Rows from a dataset:
======
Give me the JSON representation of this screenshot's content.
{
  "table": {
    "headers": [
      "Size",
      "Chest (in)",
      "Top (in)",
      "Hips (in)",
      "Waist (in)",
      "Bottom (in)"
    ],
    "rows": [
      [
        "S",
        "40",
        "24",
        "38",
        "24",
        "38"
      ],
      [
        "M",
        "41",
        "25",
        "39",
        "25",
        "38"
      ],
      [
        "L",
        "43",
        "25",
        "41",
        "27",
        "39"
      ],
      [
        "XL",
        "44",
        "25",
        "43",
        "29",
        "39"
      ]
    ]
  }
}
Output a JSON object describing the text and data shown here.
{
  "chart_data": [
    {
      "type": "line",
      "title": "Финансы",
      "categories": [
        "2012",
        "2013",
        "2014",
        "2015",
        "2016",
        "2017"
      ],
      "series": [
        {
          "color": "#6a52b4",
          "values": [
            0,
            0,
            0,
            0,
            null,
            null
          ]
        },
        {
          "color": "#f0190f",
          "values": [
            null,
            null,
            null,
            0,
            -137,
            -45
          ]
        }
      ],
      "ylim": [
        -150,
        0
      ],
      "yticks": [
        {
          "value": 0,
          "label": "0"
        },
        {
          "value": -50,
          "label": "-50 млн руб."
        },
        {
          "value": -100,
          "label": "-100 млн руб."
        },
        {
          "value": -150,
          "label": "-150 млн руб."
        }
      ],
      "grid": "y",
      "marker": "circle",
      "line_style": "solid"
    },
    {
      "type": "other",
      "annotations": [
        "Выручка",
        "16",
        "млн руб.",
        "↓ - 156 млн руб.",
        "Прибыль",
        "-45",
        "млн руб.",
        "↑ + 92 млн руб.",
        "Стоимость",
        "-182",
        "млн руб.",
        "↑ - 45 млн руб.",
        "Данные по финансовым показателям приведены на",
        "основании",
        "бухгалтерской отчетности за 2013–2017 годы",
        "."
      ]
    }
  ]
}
======
### What is asked
Copy out the full listing exactly.

### Solution for this task
Give me the JSON representation of this screenshot's content.
{
  "table": {
    "headers": [
      "Size",
      "Chest (in)",
      "Top (in)",
      "Hips (in)",
      "Waist (in)",
      "Bottom (in)"
    ],
    "rows": [
      [
        "S",
        "40",
        "24",
        "38",
        "24",
        "38"
      ],
      [
        "M",
        "41",
        "25",
        "39",
        "25",
        "38"
      ],
      [
        "L",
        "43",
        "25",
        "41",
        "27",
        "39"
      ],
      [
        "XL",
        "44",
        "25",
        "43",
        "29",
        "39"
      ]
    ]
  }
}
Output a JSON object describing the text and data shown here.
{
  "chart_data": [
    {
      "type": "line",
      "title": "Финансы",
      "categories": [
        "2012",
        "2013",
        "2014",
        "2015",
        "2016",
        "2017"
      ],
      "series": [
        {
          "color": "#6a52b4",
          "values": [
            0,
            0,
            0,
            0,
            null,
            null
          ]
        },
        {
          "color": "#f0190f",
          "values": [
            null,
            null,
            null,
            0,
            -137,
            -45
          ]
        }
      ],
      "ylim": [
        -150,
        0
      ],
      "yticks": [
        {
          "value": 0,
          "label": "0"
        },
        {
          "value": -50,
          "label": "-50 млн руб."
        },
        {
          "value": -100,
          "label": "-100 млн руб."
        },
        {
          "value": -150,
          "label": "-150 млн руб."
        }
      ],
      "grid": "y",
      "marker": "circle",
      "line_style": "solid"
    },
    {
      "type": "other",
      "annotations": [
        "Выручка",
        "16",
        "млн руб.",
        "↓ - 156 млн руб.",
        "Прибыль",
        "-45",
        "млн руб.",
        "↑ + 92 млн руб.",
        "Стоимость",
        "-182",
        "млн руб.",
        "↑ - 45 млн руб.",
        "Данные по финансовым показателям приведены на",
        "основании",
        "бухгалтерской отчетности за 2013–2017 годы",
        "."
      ]
    }
  ]
}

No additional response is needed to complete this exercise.